• _Challenge_: Return the material word for word. Do not include the pictures.

## Begin Provided data

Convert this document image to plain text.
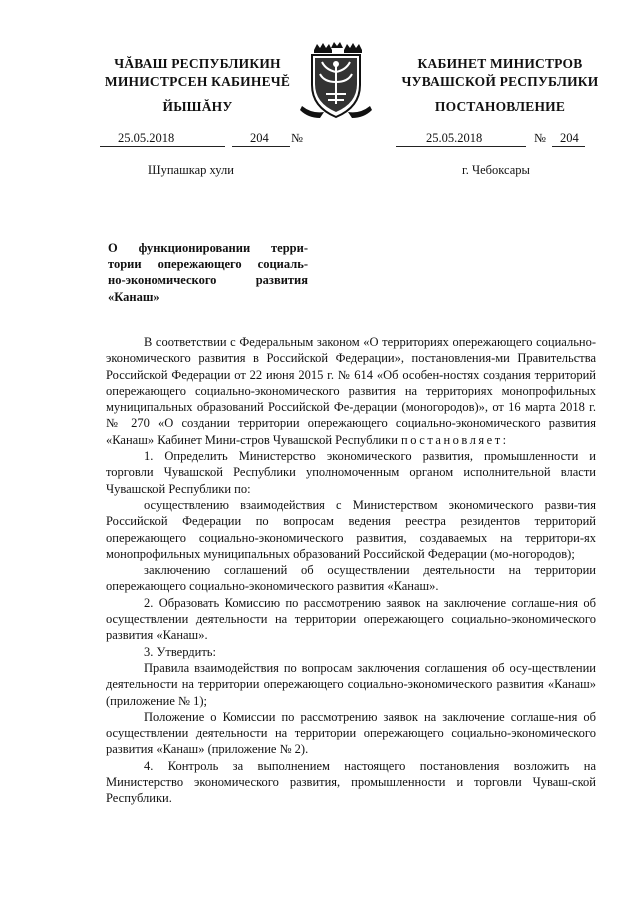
ЧĂВАШ РЕСПУБЛИКИН
МИНИСТРСЕН КАБИНЕЧĔ
ЙЫШĂНУ
КАБИНЕТ МИНИСТРОВ
ЧУВАШСКОЙ РЕСПУБЛИКИ
ПОСТАНОВЛЕНИЕ
25.05.2018	204 №	25.05.2018	№ 204
Шупашкар хули	г. Чебоксары
О функционировании терри-
тории опережающего социаль-
но-экономического развития
«Канаш»

В соответствии с Федеральным законом «О территориях опережающего социально-экономического развития в Российской Федерации», постановления-ми Правительства Российской Федерации от 22 июня 2015 г. № 614 «Об особен-ностях создания территорий опережающего социально-экономического развития на территориях монопрофильных муниципальных образований Российской Фе-дерации (моногородов)», от 16 марта 2018 г. № 270 «О создании территории опережающего социально-экономического развития «Канаш» Кабинет Мини-стров Чувашской Республики постановляет:

1. Определить Министерство экономического развития, промышленности и торговли Чувашской Республики уполномоченным органом исполнительной власти Чувашской Республики по:

осуществлению взаимодействия с Министерством экономического разви-тия Российской Федерации по вопросам ведения реестра резидентов территорий опережающего социально-экономического развития, создаваемых на территори-ях монопрофильных муниципальных образований Российской Федерации (мо-ногородов);

заключению соглашений об осуществлении деятельности на территории опережающего социально-экономического развития «Канаш».

2. Образовать Комиссию по рассмотрению заявок на заключение соглаше-ния об осуществлении деятельности на территории опережающего социально-экономического развития «Канаш».

3. Утвердить:

Правила взаимодействия по вопросам заключения соглашения об осу-ществлении деятельности на территории опережающего социально-экономического развития «Канаш» (приложение № 1);

Положение о Комиссии по рассмотрению заявок на заключение соглаше-ния об осуществлении деятельности на территории опережающего социально-экономического развития «Канаш» (приложение № 2).

4. Контроль за выполнением настоящего постановления возложить на Министерство экономического развития, промышленности и торговли Чуваш-ской Республики.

## End Provided data

• _Output for this task_:
Convert this document image to plain text.
ЧĂВАШ РЕСПУБЛИКИН
МИНИСТРСЕН КАБИНЕЧĔ
ЙЫШĂНУ
КАБИНЕТ МИНИСТРОВ
ЧУВАШСКОЙ РЕСПУБЛИКИ
ПОСТАНОВЛЕНИЕ
25.05.2018	204 №	25.05.2018	№ 204
Шупашкар хули	г. Чебоксары
О функционировании терри-
тории опережающего социаль-
но-экономического развития
«Канаш»

В соответствии с Федеральным законом «О территориях опережающего социально-экономического развития в Российской Федерации», постановления-ми Правительства Российской Федерации от 22 июня 2015 г. № 614 «Об особен-ностях создания территорий опережающего социально-экономического развития на территориях монопрофильных муниципальных образований Российской Фе-дерации (моногородов)», от 16 марта 2018 г. № 270 «О создании территории опережающего социально-экономического развития «Канаш» Кабинет Мини-стров Чувашской Республики постановляет:

1. Определить Министерство экономического развития, промышленности и торговли Чувашской Республики уполномоченным органом исполнительной власти Чувашской Республики по:

осуществлению взаимодействия с Министерством экономического разви-тия Российской Федерации по вопросам ведения реестра резидентов территорий опережающего социально-экономического развития, создаваемых на территори-ях монопрофильных муниципальных образований Российской Федерации (мо-ногородов);

заключению соглашений об осуществлении деятельности на территории опережающего социально-экономического развития «Канаш».

2. Образовать Комиссию по рассмотрению заявок на заключение соглаше-ния об осуществлении деятельности на территории опережающего социально-экономического развития «Канаш».

3. Утвердить:

Правила взаимодействия по вопросам заключения соглашения об осу-ществлении деятельности на территории опережающего социально-экономического развития «Канаш» (приложение № 1);

Положение о Комиссии по рассмотрению заявок на заключение соглаше-ния об осуществлении деятельности на территории опережающего социально-экономического развития «Канаш» (приложение № 2).

4. Контроль за выполнением настоящего постановления возложить на Министерство экономического развития, промышленности и торговли Чуваш-ской Республики.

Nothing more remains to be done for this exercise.